* WHAT YOU WILL DO
Below are records. Copy every line with "محمد" in it.

(Stored items from a collection)
--
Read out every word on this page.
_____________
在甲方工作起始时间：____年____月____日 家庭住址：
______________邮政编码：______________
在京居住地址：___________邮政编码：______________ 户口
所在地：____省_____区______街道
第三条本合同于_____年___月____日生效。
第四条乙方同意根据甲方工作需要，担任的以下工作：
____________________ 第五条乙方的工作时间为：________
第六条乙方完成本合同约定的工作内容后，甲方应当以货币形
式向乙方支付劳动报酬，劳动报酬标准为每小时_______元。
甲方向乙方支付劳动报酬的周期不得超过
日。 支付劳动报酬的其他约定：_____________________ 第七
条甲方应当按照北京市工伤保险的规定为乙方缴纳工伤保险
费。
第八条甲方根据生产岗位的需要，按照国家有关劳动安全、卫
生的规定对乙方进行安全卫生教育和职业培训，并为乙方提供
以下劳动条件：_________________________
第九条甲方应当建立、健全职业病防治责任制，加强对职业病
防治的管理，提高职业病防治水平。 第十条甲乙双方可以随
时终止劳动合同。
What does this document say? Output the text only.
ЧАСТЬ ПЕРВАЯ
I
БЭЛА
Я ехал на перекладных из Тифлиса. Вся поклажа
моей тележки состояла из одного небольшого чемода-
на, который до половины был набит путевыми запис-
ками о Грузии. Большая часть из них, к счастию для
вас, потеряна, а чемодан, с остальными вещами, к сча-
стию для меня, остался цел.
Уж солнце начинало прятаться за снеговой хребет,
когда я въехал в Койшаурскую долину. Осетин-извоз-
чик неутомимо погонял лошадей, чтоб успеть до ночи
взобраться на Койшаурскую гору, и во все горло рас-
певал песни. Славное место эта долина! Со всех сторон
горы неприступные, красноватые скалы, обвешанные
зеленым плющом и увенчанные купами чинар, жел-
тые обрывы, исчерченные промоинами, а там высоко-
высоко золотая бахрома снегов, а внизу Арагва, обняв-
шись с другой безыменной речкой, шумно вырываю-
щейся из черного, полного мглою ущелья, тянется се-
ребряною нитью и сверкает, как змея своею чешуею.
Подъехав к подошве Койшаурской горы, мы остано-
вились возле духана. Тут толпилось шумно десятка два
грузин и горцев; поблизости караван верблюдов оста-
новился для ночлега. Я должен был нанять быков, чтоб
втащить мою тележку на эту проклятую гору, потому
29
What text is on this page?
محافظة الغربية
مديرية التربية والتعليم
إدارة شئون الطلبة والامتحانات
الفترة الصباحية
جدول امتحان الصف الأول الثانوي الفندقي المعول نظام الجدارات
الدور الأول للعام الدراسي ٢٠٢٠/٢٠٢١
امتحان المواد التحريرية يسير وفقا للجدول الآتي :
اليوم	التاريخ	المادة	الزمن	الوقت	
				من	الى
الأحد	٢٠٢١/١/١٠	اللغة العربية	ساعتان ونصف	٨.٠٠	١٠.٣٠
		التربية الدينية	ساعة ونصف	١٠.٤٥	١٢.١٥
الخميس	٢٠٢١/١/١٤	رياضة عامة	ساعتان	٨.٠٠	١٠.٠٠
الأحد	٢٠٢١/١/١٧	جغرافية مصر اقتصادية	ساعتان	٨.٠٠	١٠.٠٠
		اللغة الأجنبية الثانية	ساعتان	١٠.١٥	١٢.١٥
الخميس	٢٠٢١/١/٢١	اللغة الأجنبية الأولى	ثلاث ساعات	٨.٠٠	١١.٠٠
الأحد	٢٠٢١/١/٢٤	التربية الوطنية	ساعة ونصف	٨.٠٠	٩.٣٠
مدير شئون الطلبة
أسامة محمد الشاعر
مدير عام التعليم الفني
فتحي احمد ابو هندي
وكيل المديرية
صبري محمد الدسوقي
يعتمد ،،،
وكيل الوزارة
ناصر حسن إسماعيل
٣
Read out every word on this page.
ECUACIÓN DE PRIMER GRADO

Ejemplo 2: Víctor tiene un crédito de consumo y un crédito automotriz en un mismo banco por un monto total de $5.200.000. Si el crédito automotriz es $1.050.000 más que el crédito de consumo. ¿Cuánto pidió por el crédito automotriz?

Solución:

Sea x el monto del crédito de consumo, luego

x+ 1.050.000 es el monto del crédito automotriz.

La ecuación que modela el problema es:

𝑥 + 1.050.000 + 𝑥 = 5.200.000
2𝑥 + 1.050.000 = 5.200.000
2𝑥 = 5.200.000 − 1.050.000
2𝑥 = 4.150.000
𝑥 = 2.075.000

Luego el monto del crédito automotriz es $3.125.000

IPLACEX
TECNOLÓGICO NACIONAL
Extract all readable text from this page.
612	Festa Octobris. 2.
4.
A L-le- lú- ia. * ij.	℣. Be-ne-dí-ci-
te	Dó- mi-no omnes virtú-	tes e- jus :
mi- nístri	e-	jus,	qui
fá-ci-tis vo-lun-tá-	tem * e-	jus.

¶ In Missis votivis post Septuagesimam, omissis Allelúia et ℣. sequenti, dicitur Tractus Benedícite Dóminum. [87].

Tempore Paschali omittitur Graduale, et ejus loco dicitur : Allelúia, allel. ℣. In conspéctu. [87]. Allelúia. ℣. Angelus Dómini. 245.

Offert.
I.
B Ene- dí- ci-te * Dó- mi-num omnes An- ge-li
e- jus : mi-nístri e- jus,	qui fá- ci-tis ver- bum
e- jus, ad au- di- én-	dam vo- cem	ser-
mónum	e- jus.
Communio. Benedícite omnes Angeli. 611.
--
* RESPONSE
أسامة محمد الشاعر
صبري محمد الدسوقي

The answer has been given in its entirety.